## start EXTRACTED RECORDS

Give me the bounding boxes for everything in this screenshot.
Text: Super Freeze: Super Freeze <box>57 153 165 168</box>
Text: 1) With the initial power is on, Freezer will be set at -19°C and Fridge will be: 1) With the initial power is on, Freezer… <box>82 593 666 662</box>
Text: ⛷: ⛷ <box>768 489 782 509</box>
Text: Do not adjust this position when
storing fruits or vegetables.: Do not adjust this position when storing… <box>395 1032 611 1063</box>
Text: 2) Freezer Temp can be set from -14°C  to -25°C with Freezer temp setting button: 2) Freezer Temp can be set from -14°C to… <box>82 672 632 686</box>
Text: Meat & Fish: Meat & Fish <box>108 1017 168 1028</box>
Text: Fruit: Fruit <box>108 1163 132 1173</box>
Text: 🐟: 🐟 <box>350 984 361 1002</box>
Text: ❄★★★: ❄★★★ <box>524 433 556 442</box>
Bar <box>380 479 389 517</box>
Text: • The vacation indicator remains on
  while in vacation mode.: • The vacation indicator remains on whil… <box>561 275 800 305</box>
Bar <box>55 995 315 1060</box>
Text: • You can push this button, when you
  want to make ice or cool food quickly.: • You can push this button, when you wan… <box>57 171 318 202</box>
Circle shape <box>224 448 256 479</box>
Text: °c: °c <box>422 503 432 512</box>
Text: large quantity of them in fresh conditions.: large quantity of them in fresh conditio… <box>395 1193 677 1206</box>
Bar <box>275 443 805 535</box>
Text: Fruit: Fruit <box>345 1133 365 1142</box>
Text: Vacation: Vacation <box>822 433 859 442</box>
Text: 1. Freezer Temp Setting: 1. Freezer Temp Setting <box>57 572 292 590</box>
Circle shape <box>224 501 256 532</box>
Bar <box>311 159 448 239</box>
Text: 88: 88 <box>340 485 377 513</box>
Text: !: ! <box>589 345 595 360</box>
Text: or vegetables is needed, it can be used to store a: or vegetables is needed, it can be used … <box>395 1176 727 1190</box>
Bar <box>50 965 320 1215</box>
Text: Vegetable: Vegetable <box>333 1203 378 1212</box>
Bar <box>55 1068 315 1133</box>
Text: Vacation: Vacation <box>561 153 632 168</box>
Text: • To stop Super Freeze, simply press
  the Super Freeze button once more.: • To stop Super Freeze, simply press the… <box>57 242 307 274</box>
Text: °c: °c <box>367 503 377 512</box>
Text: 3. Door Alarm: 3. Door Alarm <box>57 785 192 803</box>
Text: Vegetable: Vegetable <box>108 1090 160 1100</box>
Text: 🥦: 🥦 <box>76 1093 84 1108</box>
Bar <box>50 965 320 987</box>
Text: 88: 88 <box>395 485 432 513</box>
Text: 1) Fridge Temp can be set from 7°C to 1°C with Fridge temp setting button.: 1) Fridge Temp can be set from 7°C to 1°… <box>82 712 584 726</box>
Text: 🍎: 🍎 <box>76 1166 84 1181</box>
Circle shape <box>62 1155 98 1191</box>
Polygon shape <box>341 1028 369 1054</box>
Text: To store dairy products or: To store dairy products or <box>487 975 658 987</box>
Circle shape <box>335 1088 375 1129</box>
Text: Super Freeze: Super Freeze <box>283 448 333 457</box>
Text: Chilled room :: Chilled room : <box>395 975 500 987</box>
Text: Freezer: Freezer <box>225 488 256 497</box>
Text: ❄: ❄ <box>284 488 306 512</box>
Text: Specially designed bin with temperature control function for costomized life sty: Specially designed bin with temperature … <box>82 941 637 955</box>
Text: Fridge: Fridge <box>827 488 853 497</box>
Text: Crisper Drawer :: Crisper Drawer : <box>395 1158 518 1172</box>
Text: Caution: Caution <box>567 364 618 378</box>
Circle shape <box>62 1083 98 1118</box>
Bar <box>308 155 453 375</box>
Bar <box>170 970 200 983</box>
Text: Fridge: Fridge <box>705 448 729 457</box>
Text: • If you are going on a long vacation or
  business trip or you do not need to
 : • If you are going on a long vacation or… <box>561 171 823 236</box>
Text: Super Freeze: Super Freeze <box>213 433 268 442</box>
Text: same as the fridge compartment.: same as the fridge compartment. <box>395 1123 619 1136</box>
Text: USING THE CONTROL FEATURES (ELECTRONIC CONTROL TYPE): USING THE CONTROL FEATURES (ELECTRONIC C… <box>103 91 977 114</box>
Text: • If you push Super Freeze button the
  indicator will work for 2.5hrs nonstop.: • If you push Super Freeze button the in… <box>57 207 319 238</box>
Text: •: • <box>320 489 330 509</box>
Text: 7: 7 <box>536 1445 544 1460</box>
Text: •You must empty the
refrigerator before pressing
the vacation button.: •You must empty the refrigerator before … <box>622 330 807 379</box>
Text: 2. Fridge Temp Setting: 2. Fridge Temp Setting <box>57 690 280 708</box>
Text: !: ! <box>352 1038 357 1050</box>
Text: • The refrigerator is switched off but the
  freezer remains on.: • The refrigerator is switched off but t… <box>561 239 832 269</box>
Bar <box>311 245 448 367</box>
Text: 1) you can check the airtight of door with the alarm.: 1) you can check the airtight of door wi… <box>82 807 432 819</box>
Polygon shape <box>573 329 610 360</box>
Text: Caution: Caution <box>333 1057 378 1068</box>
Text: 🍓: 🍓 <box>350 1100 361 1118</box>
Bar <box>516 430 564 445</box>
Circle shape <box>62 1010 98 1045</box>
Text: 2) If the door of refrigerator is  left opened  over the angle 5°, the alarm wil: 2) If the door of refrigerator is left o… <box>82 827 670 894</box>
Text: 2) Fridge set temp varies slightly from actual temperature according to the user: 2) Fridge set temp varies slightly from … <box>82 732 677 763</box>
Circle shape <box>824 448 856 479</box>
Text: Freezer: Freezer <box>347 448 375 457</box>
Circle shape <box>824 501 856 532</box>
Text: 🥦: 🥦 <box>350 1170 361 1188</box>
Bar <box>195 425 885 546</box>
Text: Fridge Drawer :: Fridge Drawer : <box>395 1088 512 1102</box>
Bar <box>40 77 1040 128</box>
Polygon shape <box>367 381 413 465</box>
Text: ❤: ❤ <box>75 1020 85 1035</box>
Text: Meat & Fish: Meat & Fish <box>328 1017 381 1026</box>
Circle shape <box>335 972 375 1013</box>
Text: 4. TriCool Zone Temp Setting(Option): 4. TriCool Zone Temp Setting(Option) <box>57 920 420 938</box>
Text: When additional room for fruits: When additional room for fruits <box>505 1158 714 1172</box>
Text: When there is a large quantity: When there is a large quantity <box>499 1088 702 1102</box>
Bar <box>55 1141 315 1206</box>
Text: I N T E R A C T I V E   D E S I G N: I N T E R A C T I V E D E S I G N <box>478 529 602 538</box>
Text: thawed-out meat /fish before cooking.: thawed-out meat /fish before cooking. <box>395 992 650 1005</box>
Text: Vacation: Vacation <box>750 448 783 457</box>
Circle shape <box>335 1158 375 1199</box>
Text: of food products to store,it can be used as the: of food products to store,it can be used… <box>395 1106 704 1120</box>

## end EXTRACTED RECORDS

Extract every line of the records above verbatim, with no changes.

* [RESULT OF THIS EXERCISE]
Give me the bounding boxes for everything in this screenshot.
Text: Super Freeze: Super Freeze <box>57 153 165 168</box>
Text: 1) With the initial power is on, Freezer will be set at -19°C and Fridge will be: 1) With the initial power is on, Freezer… <box>82 593 666 662</box>
Text: ⛷: ⛷ <box>768 489 782 509</box>
Text: Do not adjust this position when
storing fruits or vegetables.: Do not adjust this position when storing… <box>395 1032 611 1063</box>
Text: 2) Freezer Temp can be set from -14°C  to -25°C with Freezer temp setting button: 2) Freezer Temp can be set from -14°C to… <box>82 672 632 686</box>
Text: Meat & Fish: Meat & Fish <box>108 1017 168 1028</box>
Text: Fruit: Fruit <box>108 1163 132 1173</box>
Text: 🐟: 🐟 <box>350 984 361 1002</box>
Text: ❄★★★: ❄★★★ <box>524 433 556 442</box>
Bar <box>380 479 389 517</box>
Text: • The vacation indicator remains on
  while in vacation mode.: • The vacation indicator remains on whil… <box>561 275 800 305</box>
Bar <box>55 995 315 1060</box>
Text: • You can push this button, when you
  want to make ice or cool food quickly.: • You can push this button, when you wan… <box>57 171 318 202</box>
Circle shape <box>224 448 256 479</box>
Text: °c: °c <box>422 503 432 512</box>
Text: large quantity of them in fresh conditions.: large quantity of them in fresh conditio… <box>395 1193 677 1206</box>
Bar <box>275 443 805 535</box>
Text: Fruit: Fruit <box>345 1133 365 1142</box>
Text: Vacation: Vacation <box>822 433 859 442</box>
Text: 1. Freezer Temp Setting: 1. Freezer Temp Setting <box>57 572 292 590</box>
Circle shape <box>224 501 256 532</box>
Bar <box>311 159 448 239</box>
Text: 88: 88 <box>340 485 377 513</box>
Text: !: ! <box>589 345 595 360</box>
Text: or vegetables is needed, it can be used to store a: or vegetables is needed, it can be used … <box>395 1176 727 1190</box>
Bar <box>50 965 320 1215</box>
Text: Vegetable: Vegetable <box>333 1203 378 1212</box>
Bar <box>55 1068 315 1133</box>
Text: Vacation: Vacation <box>561 153 632 168</box>
Text: • To stop Super Freeze, simply press
  the Super Freeze button once more.: • To stop Super Freeze, simply press the… <box>57 242 307 274</box>
Text: °c: °c <box>367 503 377 512</box>
Text: 3. Door Alarm: 3. Door Alarm <box>57 785 192 803</box>
Text: Vegetable: Vegetable <box>108 1090 160 1100</box>
Text: 🥦: 🥦 <box>76 1093 84 1108</box>
Bar <box>50 965 320 987</box>
Text: 88: 88 <box>395 485 432 513</box>
Text: 1) Fridge Temp can be set from 7°C to 1°C with Fridge temp setting button.: 1) Fridge Temp can be set from 7°C to 1°… <box>82 712 584 726</box>
Text: 🍎: 🍎 <box>76 1166 84 1181</box>
Circle shape <box>62 1155 98 1191</box>
Polygon shape <box>341 1028 369 1054</box>
Text: To store dairy products or: To store dairy products or <box>487 975 658 987</box>
Circle shape <box>335 1088 375 1129</box>
Text: Super Freeze: Super Freeze <box>283 448 333 457</box>
Text: Chilled room :: Chilled room : <box>395 975 500 987</box>
Text: Freezer: Freezer <box>225 488 256 497</box>
Text: ❄: ❄ <box>284 488 306 512</box>
Text: Specially designed bin with temperature control function for costomized life sty: Specially designed bin with temperature … <box>82 941 637 955</box>
Text: Fridge: Fridge <box>827 488 853 497</box>
Text: Crisper Drawer :: Crisper Drawer : <box>395 1158 518 1172</box>
Text: Caution: Caution <box>567 364 618 378</box>
Circle shape <box>62 1083 98 1118</box>
Bar <box>308 155 453 375</box>
Bar <box>170 970 200 983</box>
Text: Fridge: Fridge <box>705 448 729 457</box>
Text: • If you are going on a long vacation or
  business trip or you do not need to
 : • If you are going on a long vacation or… <box>561 171 823 236</box>
Text: Super Freeze: Super Freeze <box>213 433 268 442</box>
Text: same as the fridge compartment.: same as the fridge compartment. <box>395 1123 619 1136</box>
Text: USING THE CONTROL FEATURES (ELECTRONIC CONTROL TYPE): USING THE CONTROL FEATURES (ELECTRONIC C… <box>103 91 977 114</box>
Text: • If you push Super Freeze button the
  indicator will work for 2.5hrs nonstop.: • If you push Super Freeze button the in… <box>57 207 319 238</box>
Text: •: • <box>320 489 330 509</box>
Text: 7: 7 <box>536 1445 544 1460</box>
Text: •You must empty the
refrigerator before pressing
the vacation button.: •You must empty the refrigerator before … <box>622 330 807 379</box>
Text: 2. Fridge Temp Setting: 2. Fridge Temp Setting <box>57 690 280 708</box>
Text: !: ! <box>352 1038 357 1050</box>
Text: • The refrigerator is switched off but the
  freezer remains on.: • The refrigerator is switched off but t… <box>561 239 832 269</box>
Bar <box>311 245 448 367</box>
Text: 1) you can check the airtight of door with the alarm.: 1) you can check the airtight of door wi… <box>82 807 432 819</box>
Polygon shape <box>573 329 610 360</box>
Text: Caution: Caution <box>333 1057 378 1068</box>
Text: 🍓: 🍓 <box>350 1100 361 1118</box>
Bar <box>516 430 564 445</box>
Circle shape <box>62 1010 98 1045</box>
Text: 2) If the door of refrigerator is  left opened  over the angle 5°, the alarm wil: 2) If the door of refrigerator is left o… <box>82 827 670 894</box>
Text: 2) Fridge set temp varies slightly from actual temperature according to the user: 2) Fridge set temp varies slightly from … <box>82 732 677 763</box>
Circle shape <box>824 448 856 479</box>
Text: Freezer: Freezer <box>347 448 375 457</box>
Circle shape <box>824 501 856 532</box>
Text: 🥦: 🥦 <box>350 1170 361 1188</box>
Bar <box>195 425 885 546</box>
Text: Fridge Drawer :: Fridge Drawer : <box>395 1088 512 1102</box>
Bar <box>40 77 1040 128</box>
Polygon shape <box>367 381 413 465</box>
Text: ❤: ❤ <box>75 1020 85 1035</box>
Text: Meat & Fish: Meat & Fish <box>328 1017 381 1026</box>
Circle shape <box>335 972 375 1013</box>
Text: 4. TriCool Zone Temp Setting(Option): 4. TriCool Zone Temp Setting(Option) <box>57 920 420 938</box>
Text: When additional room for fruits: When additional room for fruits <box>505 1158 714 1172</box>
Text: When there is a large quantity: When there is a large quantity <box>499 1088 702 1102</box>
Bar <box>55 1141 315 1206</box>
Text: I N T E R A C T I V E   D E S I G N: I N T E R A C T I V E D E S I G N <box>478 529 602 538</box>
Text: thawed-out meat /fish before cooking.: thawed-out meat /fish before cooking. <box>395 992 650 1005</box>
Text: Vacation: Vacation <box>750 448 783 457</box>
Circle shape <box>335 1158 375 1199</box>
Text: of food products to store,it can be used as the: of food products to store,it can be used… <box>395 1106 704 1120</box>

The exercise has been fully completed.